_Text excerpt:_
>>>

Ya gotta hear this!
Periodically the publishing world throws out a book put together by a critic or writer listing the “best of” or “greatest” and then lists books, recordings, movies, DVDs, TV shows or places to visit. The lists are always a great way to start off a conversation, even if they are always flawed, biased and at best partial.
So it is with Tom Moon’s book, 1,000 Recordings to Hear Before You Die (Workman, $19.95).
I can’t comment on most of his selections, although it would be hard to quarrel with the idea that you should be familiar with Miles Davis’ Bitches Brew or Jimi Hendrix’s Are You Experienced. To say nothing of Duke Ellington’s Blanton-Webster Band or Ray Charles’ Modern Sounds in Country and Western.
These are all recordings that anyone with a musical curiosity should know, and probably love. And Moon has a thousand of ’em.
But Moon chooses to include classical music in his selections, too, and there he really seems to miss the boat. It is clear that he is a part-timer when it comes to Bach, Bartok and Boccherini.
It isn’t that the music he chooses is wrong: You can’t really argue that anyone who loves music should have listened to Beethoven’s symphonies or Bach’s keyboard music. But while his popular and jazz albums recognize truly great performances, his choices for the classical selections are invariably bland and middle-of-the-road. Safe. Boring, even.

<<<

_Problem 1:_ Please edit the records starting at the line that contains "sidebar-section-header-3 [0, 464, 114, 491]" and ending at the line that contains "payza-label: Payza [635, 249, 670, 264]". Replace "subheader-divider" with "section-divider" and keep everything else unchanged.

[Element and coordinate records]

>>>

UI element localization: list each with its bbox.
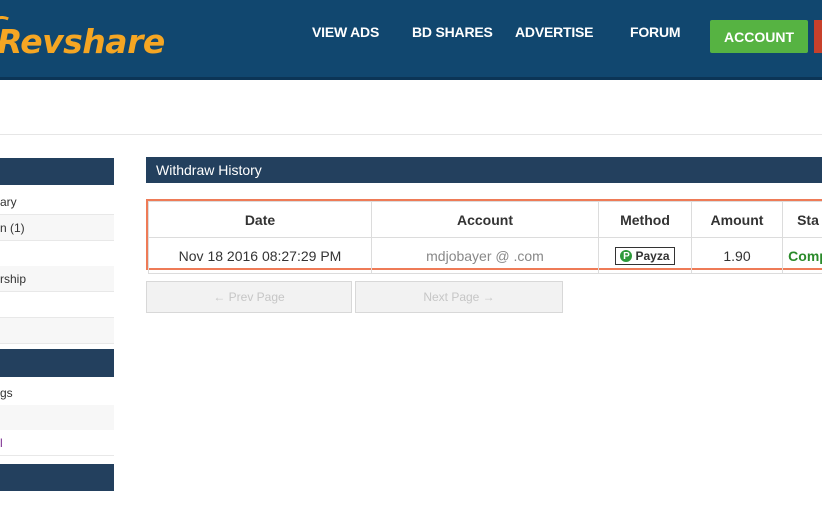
sidebar-section-header-3 [0, 464, 114, 491]
cell-status: Comp [782, 237, 822, 274]
subheader-divider [0, 134, 822, 135]
next-page-button[interactable]: Next Page → [355, 281, 563, 313]
prev-page-button[interactable]: ← Prev Page [146, 281, 352, 313]
nav-forum[interactable]: FORUM [630, 24, 681, 44]
table-header-row: Date Account Method Amount Sta [148, 201, 822, 238]
sidebar-item-blank-1[interactable] [0, 241, 114, 267]
sidebar-item-label: l [0, 435, 3, 450]
sidebar-item-blank-2[interactable] [0, 292, 114, 318]
sidebar-section-header-1 [0, 158, 114, 185]
withdraw-history-header: Withdraw History [146, 157, 822, 183]
payza-logo-icon: P [620, 250, 633, 263]
top-navigation-bar: Revshare VIEW ADS BD SHARES ADVERTISE FO… [0, 0, 822, 80]
table-row: Nov 18 2016 08:27:29 PM mdjobayer @ .com… [148, 237, 822, 274]
payza-label: Payza [635, 249, 670, 264]
nav-bd-shares[interactable]: BD SHARES [412, 24, 493, 44]
cell-date: Nov 18 2016 08:27:29 PM [148, 237, 372, 274]
withdraw-history-table: Date Account Method Amount Sta Nov 18 20… [146, 199, 822, 274]
logout-button-partial[interactable] [814, 20, 822, 53]
sidebar-item-blank-3[interactable] [0, 318, 114, 344]
payza-badge: P Payza [615, 247, 675, 266]
sidebar-item-label: n (1) [0, 220, 25, 235]
column-header-account: Account [371, 201, 599, 238]
account-button[interactable]: ACCOUNT [710, 20, 808, 53]
panel-title: Withdraw History [156, 162, 262, 178]
sidebar-item-summary[interactable]: ary [0, 189, 114, 215]
column-header-date: Date [148, 201, 372, 238]
nav-view-ads[interactable]: VIEW ADS [312, 24, 379, 44]
sidebar-item-blank-4[interactable] [0, 405, 114, 431]
column-header-status: Sta [782, 201, 822, 238]
sidebar-item-label: ary [0, 194, 17, 209]
cell-amount: 1.90 [691, 237, 783, 274]
column-header-amount: Amount [691, 201, 783, 238]
sidebar-item-withdrawal[interactable]: l [0, 430, 114, 456]
sidebar-item-settings[interactable]: gs [0, 380, 114, 406]
sidebar-item-notifications[interactable]: n (1) [0, 215, 114, 241]
sidebar-section-header-2 [0, 349, 114, 377]
logo-text: Revshare [0, 21, 165, 61]
sidebar-item-membership[interactable]: rship [0, 266, 114, 292]
cell-account: mdjobayer @ .com [371, 237, 599, 274]
cell-method: P Payza [598, 237, 692, 274]
sidebar-item-label: rship [0, 271, 27, 286]
site-logo[interactable]: Revshare [0, 11, 168, 64]
column-header-method: Method [598, 201, 692, 238]
nav-advertise[interactable]: ADVERTISE [515, 24, 594, 44]
sidebar-item-label: gs [0, 385, 13, 400]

<<<

_Problem 2:_ From the review of Tom Moon's book, quote the passage starting at "Ya gotta hear" and ending at "Die (Workman, $19.95).".

_Expected answer 1:_
sidebar-section-header-3 [0, 464, 114, 491]
cell-status: Comp [782, 237, 822, 274]
section-divider [0, 134, 822, 135]
next-page-button[interactable]: Next Page → [355, 281, 563, 313]
prev-page-button[interactable]: ← Prev Page [146, 281, 352, 313]
nav-forum[interactable]: FORUM [630, 24, 681, 44]
table-header-row: Date Account Method Amount Sta [148, 201, 822, 238]
sidebar-item-blank-1[interactable] [0, 241, 114, 267]
sidebar-item-label: l [0, 435, 3, 450]
sidebar-item-blank-2[interactable] [0, 292, 114, 318]
sidebar-section-header-1 [0, 158, 114, 185]
withdraw-history-header: Withdraw History [146, 157, 822, 183]
payza-logo-icon: P [620, 250, 633, 263]
top-navigation-bar: Revshare VIEW ADS BD SHARES ADVERTISE FO… [0, 0, 822, 80]
table-row: Nov 18 2016 08:27:29 PM mdjobayer @ .com… [148, 237, 822, 274]
payza-label: Payza [635, 249, 670, 264]

_Expected answer 2:_
Ya gotta hear this!
Periodically the publishing world throws out a book put together by a critic or writer listing the “best of” or “greatest” and then lists books, recordings, movies, DVDs, TV shows or places to visit. The lists are always a great way to start off a conversation, even if they are always flawed, biased and at best partial.
So it is with Tom Moon’s book, 1,000 Recordings to Hear Before You Die (Workman, $19.95).